> [Available data]
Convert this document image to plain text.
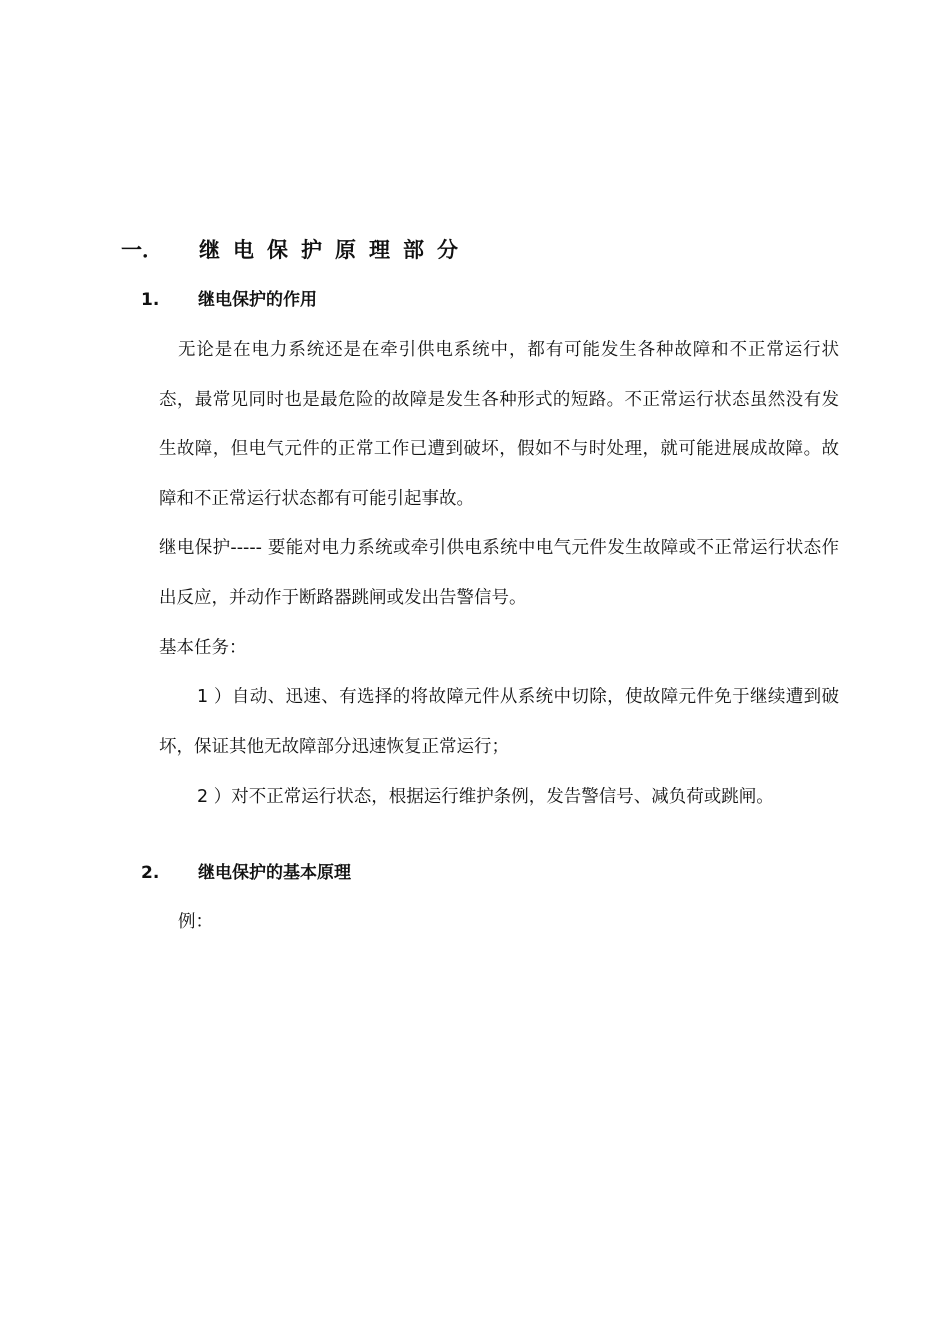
一． 继电保护原理部分
1. 继电保护的作用
无论是在电力系统还是在牵引供电系统中，都有可能发生各种故障和不正常运行状态，最常见同时也是最危险的故障是发生各种形式的短路。不正常运行状态虽然没有发生故障，但电气元件的正常工作已遭到破坏，假如不与时处理，就可能进展成故障。故障和不正常运行状态都有可能引起事故。
继电保护----- 要能对电力系统或牵引供电系统中电气元件发生故障或不正常运行状态作出反应，并动作于断路器跳闸或发出告警信号。
基本任务：
1 ）自动、迅速、有选择的将故障元件从系统中切除，使故障元件免于继续遭到破坏，保证其他无故障部分迅速恢复正常运行；
2 ）对不正常运行状态，根据运行维护条例，发告警信号、减负荷或跳闸。
2. 继电保护的基本原理
例：
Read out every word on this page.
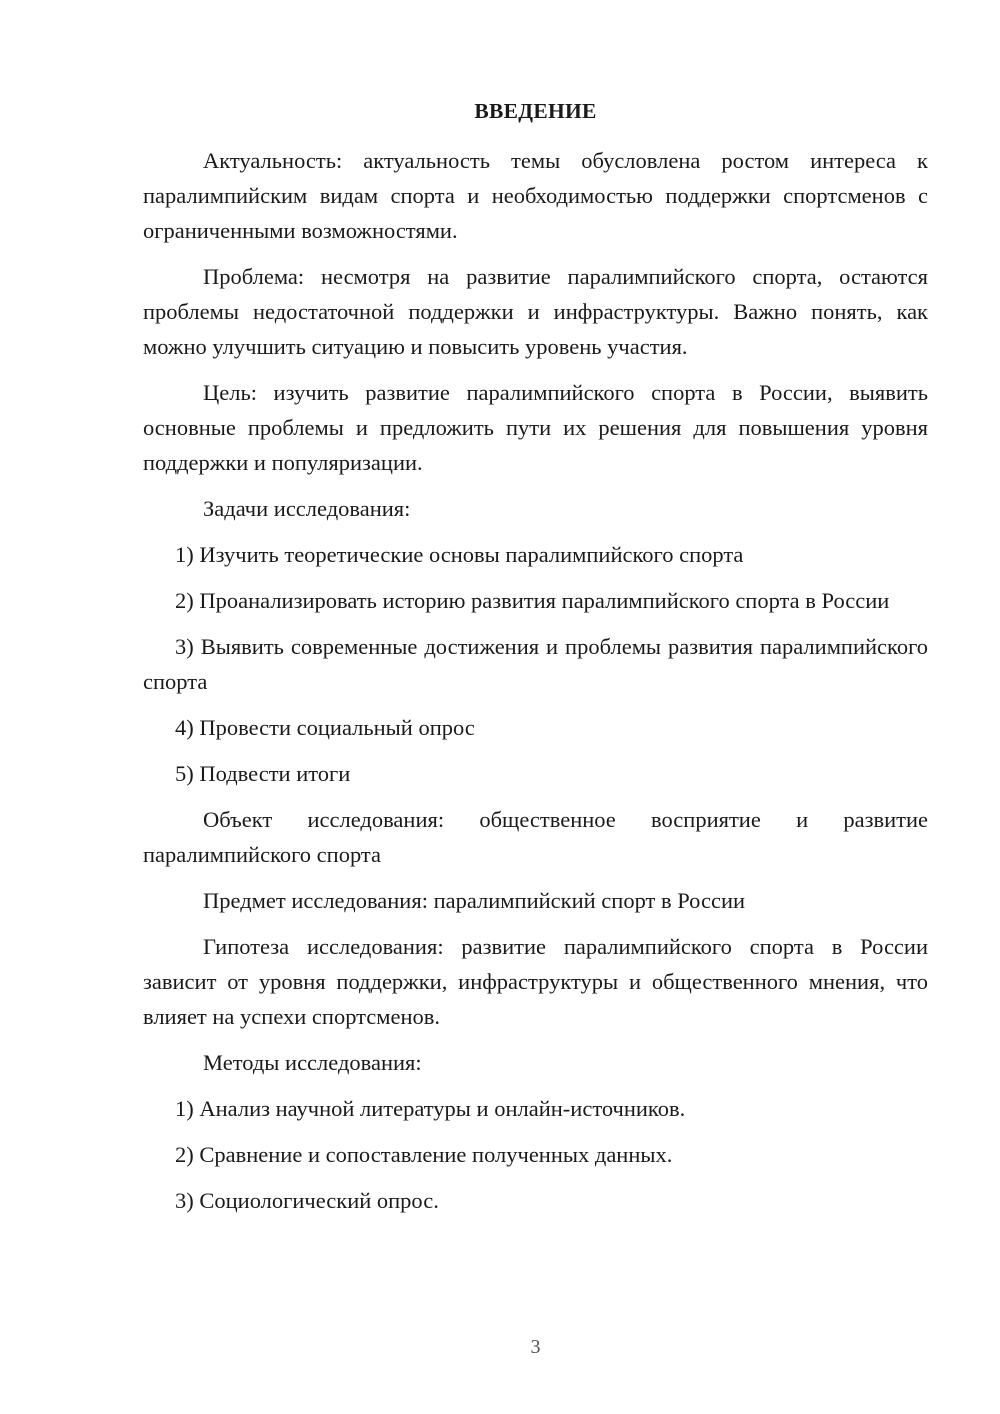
ВВЕДЕНИЕ

Актуальность: актуальность темы обусловлена ростом интереса к паралимпийским видам спорта и необходимостью поддержки спортсменов с ограниченными возможностями.

Проблема: несмотря на развитие паралимпийского спорта, остаются проблемы недостаточной поддержки и инфраструктуры. Важно понять, как можно улучшить ситуацию и повысить уровень участия.

Цель: изучить развитие паралимпийского спорта в России, выявить основные проблемы и предложить пути их решения для повышения уровня поддержки и популяризации.

Задачи исследования:

1) Изучить теоретические основы паралимпийского спорта

2) Проанализировать историю развития паралимпийского спорта в России

3) Выявить современные достижения и проблемы развития паралимпийского спорта

4) Провести социальный опрос

5) Подвести итоги

Объект исследования: общественное восприятие и развитие паралимпийского спорта

Предмет исследования: паралимпийский спорт в России

Гипотеза исследования: развитие паралимпийского спорта в России зависит от уровня поддержки, инфраструктуры и общественного мнения, что влияет на успехи спортсменов.

Методы исследования:

1) Анализ научной литературы и онлайн-источников.

2) Сравнение и сопоставление полученных данных.

3) Социологический опрос.

3
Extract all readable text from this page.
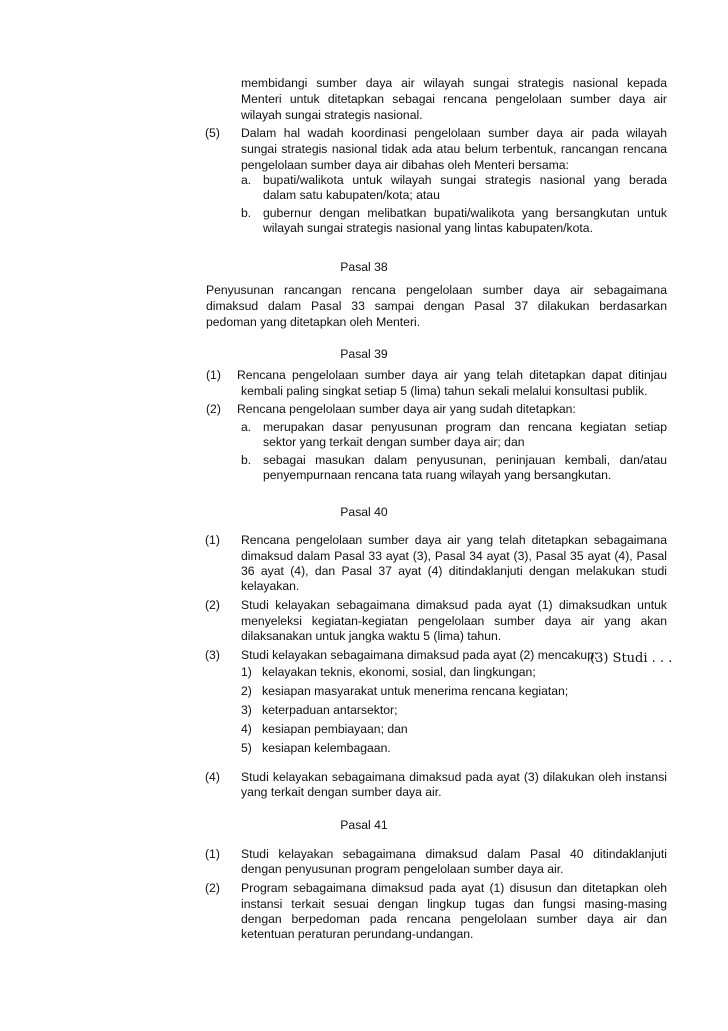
membidangi sumber daya air wilayah sungai strategis nasional kepada
Menteri untuk ditetapkan sebagai rencana pengelolaan sumber daya air
wilayah sungai strategis nasional.
(5) Dalam hal wadah koordinasi pengelolaan sumber daya air pada wilayah
sungai strategis nasional tidak ada atau belum terbentuk, rancangan rencana
pengelolaan sumber daya air dibahas oleh Menteri bersama:
a. bupati/walikota untuk wilayah sungai strategis nasional yang berada
dalam satu kabupaten/kota; atau
b. gubernur dengan melibatkan bupati/walikota yang bersangkutan untuk
wilayah sungai strategis nasional yang lintas kabupaten/kota.
Pasal 38
Penyusunan rancangan rencana pengelolaan sumber daya air sebagaimana
dimaksud dalam Pasal 33 sampai dengan Pasal 37 dilakukan berdasarkan
pedoman yang ditetapkan oleh Menteri.
Pasal 39
(1) Rencana pengelolaan sumber daya air yang telah ditetapkan dapat ditinjau
kembali paling singkat setiap 5 (lima) tahun sekali melalui konsultasi publik.
(2) Rencana pengelolaan sumber daya air yang sudah ditetapkan:
a. merupakan dasar penyusunan program dan rencana kegiatan setiap
sektor yang terkait dengan sumber daya air; dan
b. sebagai masukan dalam penyusunan, peninjauan kembali, dan/atau
penyempurnaan rencana tata ruang wilayah yang bersangkutan.
Pasal 40
(1) Rencana pengelolaan sumber daya air yang telah ditetapkan sebagaimana
dimaksud dalam Pasal 33 ayat (3), Pasal 34 ayat (3), Pasal 35 ayat (4), Pasal
36 ayat (4), dan Pasal 37 ayat (4) ditindaklanjuti dengan melakukan studi
kelayakan.
(2) Studi kelayakan sebagaimana dimaksud pada ayat (1) dimaksudkan untuk
menyeleksi kegiatan-kegiatan pengelolaan sumber daya air yang akan
dilaksanakan untuk jangka waktu 5 (lima) tahun.
(3) Studi kelayakan sebagaimana dimaksud pada ayat (2) mencakup:
(3) Studi . . .
1) kelayakan teknis, ekonomi, sosial, dan lingkungan;
2) kesiapan masyarakat untuk menerima rencana kegiatan;
3) keterpaduan antarsektor;
4) kesiapan pembiayaan; dan
5) kesiapan kelembagaan.
(4) Studi kelayakan sebagaimana dimaksud pada ayat (3) dilakukan oleh instansi
yang terkait dengan sumber daya air.
Pasal 41
(1) Studi kelayakan sebagaimana dimaksud dalam Pasal 40 ditindaklanjuti
dengan penyusunan program pengelolaan sumber daya air.
(2) Program sebagaimana dimaksud pada ayat (1) disusun dan ditetapkan oleh
instansi terkait sesuai dengan lingkup tugas dan fungsi masing-masing
dengan berpedoman pada rencana pengelolaan sumber daya air dan
ketentuan peraturan perundang-undangan.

> [What to produce] Strip the images and reproduce the remaining records precisely.

> [Task result]
Convert this document image to plain text.
一． 继电保护原理部分
1. 继电保护的作用
无论是在电力系统还是在牵引供电系统中，都有可能发生各种故障和不正常运行状态，最常见同时也是最危险的故障是发生各种形式的短路。不正常运行状态虽然没有发生故障，但电气元件的正常工作已遭到破坏，假如不与时处理，就可能进展成故障。故障和不正常运行状态都有可能引起事故。
继电保护----- 要能对电力系统或牵引供电系统中电气元件发生故障或不正常运行状态作出反应，并动作于断路器跳闸或发出告警信号。
基本任务：
1 ）自动、迅速、有选择的将故障元件从系统中切除，使故障元件免于继续遭到破坏，保证其他无故障部分迅速恢复正常运行；
2 ）对不正常运行状态，根据运行维护条例，发告警信号、减负荷或跳闸。
2. 继电保护的基本原理
例：
Read out every word on this page.
ВВЕДЕНИЕ

Актуальность: актуальность темы обусловлена ростом интереса к паралимпийским видам спорта и необходимостью поддержки спортсменов с ограниченными возможностями.

Проблема: несмотря на развитие паралимпийского спорта, остаются проблемы недостаточной поддержки и инфраструктуры. Важно понять, как можно улучшить ситуацию и повысить уровень участия.

Цель: изучить развитие паралимпийского спорта в России, выявить основные проблемы и предложить пути их решения для повышения уровня поддержки и популяризации.

Задачи исследования:

1) Изучить теоретические основы паралимпийского спорта

2) Проанализировать историю развития паралимпийского спорта в России

3) Выявить современные достижения и проблемы развития паралимпийского спорта

4) Провести социальный опрос

5) Подвести итоги

Объект исследования: общественное восприятие и развитие паралимпийского спорта

Предмет исследования: паралимпийский спорт в России

Гипотеза исследования: развитие паралимпийского спорта в России зависит от уровня поддержки, инфраструктуры и общественного мнения, что влияет на успехи спортсменов.

Методы исследования:

1) Анализ научной литературы и онлайн-источников.

2) Сравнение и сопоставление полученных данных.

3) Социологический опрос.

3
Extract all readable text from this page.
membidangi sumber daya air wilayah sungai strategis nasional kepada
Menteri untuk ditetapkan sebagai rencana pengelolaan sumber daya air
wilayah sungai strategis nasional.
(5) Dalam hal wadah koordinasi pengelolaan sumber daya air pada wilayah
sungai strategis nasional tidak ada atau belum terbentuk, rancangan rencana
pengelolaan sumber daya air dibahas oleh Menteri bersama:
a. bupati/walikota untuk wilayah sungai strategis nasional yang berada
dalam satu kabupaten/kota; atau
b. gubernur dengan melibatkan bupati/walikota yang bersangkutan untuk
wilayah sungai strategis nasional yang lintas kabupaten/kota.
Pasal 38
Penyusunan rancangan rencana pengelolaan sumber daya air sebagaimana
dimaksud dalam Pasal 33 sampai dengan Pasal 37 dilakukan berdasarkan
pedoman yang ditetapkan oleh Menteri.
Pasal 39
(1) Rencana pengelolaan sumber daya air yang telah ditetapkan dapat ditinjau
kembali paling singkat setiap 5 (lima) tahun sekali melalui konsultasi publik.
(2) Rencana pengelolaan sumber daya air yang sudah ditetapkan:
a. merupakan dasar penyusunan program dan rencana kegiatan setiap
sektor yang terkait dengan sumber daya air; dan
b. sebagai masukan dalam penyusunan, peninjauan kembali, dan/atau
penyempurnaan rencana tata ruang wilayah yang bersangkutan.
Pasal 40
(1) Rencana pengelolaan sumber daya air yang telah ditetapkan sebagaimana
dimaksud dalam Pasal 33 ayat (3), Pasal 34 ayat (3), Pasal 35 ayat (4), Pasal
36 ayat (4), dan Pasal 37 ayat (4) ditindaklanjuti dengan melakukan studi
kelayakan.
(2) Studi kelayakan sebagaimana dimaksud pada ayat (1) dimaksudkan untuk
menyeleksi kegiatan-kegiatan pengelolaan sumber daya air yang akan
dilaksanakan untuk jangka waktu 5 (lima) tahun.
(3) Studi kelayakan sebagaimana dimaksud pada ayat (2) mencakup:
(3) Studi . . .
1) kelayakan teknis, ekonomi, sosial, dan lingkungan;
2) kesiapan masyarakat untuk menerima rencana kegiatan;
3) keterpaduan antarsektor;
4) kesiapan pembiayaan; dan
5) kesiapan kelembagaan.
(4) Studi kelayakan sebagaimana dimaksud pada ayat (3) dilakukan oleh instansi
yang terkait dengan sumber daya air.
Pasal 41
(1) Studi kelayakan sebagaimana dimaksud dalam Pasal 40 ditindaklanjuti
dengan penyusunan program pengelolaan sumber daya air.
(2) Program sebagaimana dimaksud pada ayat (1) disusun dan ditetapkan oleh
instansi terkait sesuai dengan lingkup tugas dan fungsi masing-masing
dengan berpedoman pada rencana pengelolaan sumber daya air dan
ketentuan peraturan perundang-undangan.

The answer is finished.